# start of Dataset content

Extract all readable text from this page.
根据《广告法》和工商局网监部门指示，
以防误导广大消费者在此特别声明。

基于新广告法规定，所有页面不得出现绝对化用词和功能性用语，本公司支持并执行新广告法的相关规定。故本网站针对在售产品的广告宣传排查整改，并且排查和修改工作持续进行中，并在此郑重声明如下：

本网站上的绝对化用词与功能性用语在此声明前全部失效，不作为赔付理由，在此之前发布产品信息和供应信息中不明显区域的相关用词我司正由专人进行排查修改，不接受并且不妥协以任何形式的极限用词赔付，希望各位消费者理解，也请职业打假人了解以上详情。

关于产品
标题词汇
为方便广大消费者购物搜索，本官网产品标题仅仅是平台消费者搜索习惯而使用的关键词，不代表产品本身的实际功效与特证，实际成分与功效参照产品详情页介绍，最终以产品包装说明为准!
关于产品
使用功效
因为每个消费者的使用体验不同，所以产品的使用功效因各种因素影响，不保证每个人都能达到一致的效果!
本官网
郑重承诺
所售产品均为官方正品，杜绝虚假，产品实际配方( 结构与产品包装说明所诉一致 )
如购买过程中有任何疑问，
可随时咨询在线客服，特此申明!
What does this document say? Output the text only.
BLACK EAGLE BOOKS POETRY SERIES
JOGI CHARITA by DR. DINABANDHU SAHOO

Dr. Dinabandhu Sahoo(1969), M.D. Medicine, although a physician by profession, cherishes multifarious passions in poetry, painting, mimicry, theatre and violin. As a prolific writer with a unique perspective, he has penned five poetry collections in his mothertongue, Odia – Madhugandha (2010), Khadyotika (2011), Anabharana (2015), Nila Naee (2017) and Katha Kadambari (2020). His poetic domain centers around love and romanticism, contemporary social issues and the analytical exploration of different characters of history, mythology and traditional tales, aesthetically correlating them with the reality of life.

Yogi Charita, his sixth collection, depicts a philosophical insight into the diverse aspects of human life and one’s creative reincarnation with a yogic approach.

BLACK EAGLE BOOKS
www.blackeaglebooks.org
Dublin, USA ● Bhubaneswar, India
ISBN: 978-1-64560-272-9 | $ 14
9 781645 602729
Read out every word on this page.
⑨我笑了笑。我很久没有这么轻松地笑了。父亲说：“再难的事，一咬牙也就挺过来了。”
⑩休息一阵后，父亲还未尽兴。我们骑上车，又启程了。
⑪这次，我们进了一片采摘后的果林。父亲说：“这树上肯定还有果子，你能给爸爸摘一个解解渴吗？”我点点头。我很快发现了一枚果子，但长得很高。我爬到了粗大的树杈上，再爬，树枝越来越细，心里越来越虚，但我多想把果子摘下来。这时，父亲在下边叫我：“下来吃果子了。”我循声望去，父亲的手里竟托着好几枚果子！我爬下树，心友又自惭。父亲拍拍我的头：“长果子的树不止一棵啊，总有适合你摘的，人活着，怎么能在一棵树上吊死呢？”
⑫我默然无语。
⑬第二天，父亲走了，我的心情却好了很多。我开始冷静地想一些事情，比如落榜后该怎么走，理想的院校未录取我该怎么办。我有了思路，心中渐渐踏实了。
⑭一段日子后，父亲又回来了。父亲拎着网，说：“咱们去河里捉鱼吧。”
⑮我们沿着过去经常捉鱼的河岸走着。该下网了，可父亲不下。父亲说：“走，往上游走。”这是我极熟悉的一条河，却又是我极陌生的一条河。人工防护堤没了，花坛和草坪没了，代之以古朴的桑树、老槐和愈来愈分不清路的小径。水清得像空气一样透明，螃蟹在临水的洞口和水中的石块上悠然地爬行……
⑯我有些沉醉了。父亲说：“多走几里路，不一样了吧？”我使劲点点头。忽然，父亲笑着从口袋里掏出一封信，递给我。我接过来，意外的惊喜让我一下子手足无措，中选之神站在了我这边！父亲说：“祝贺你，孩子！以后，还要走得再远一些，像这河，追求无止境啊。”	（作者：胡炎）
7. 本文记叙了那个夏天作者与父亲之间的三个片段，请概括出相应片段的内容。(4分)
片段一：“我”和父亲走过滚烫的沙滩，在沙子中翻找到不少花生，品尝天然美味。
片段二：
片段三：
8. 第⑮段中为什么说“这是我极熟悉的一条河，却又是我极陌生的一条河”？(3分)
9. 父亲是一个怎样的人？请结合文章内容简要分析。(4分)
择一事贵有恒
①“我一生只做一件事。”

# end of Dataset content

Pull out all lines in the data above that include "page".

Extract all readable text from this page.
Read out every word on this page.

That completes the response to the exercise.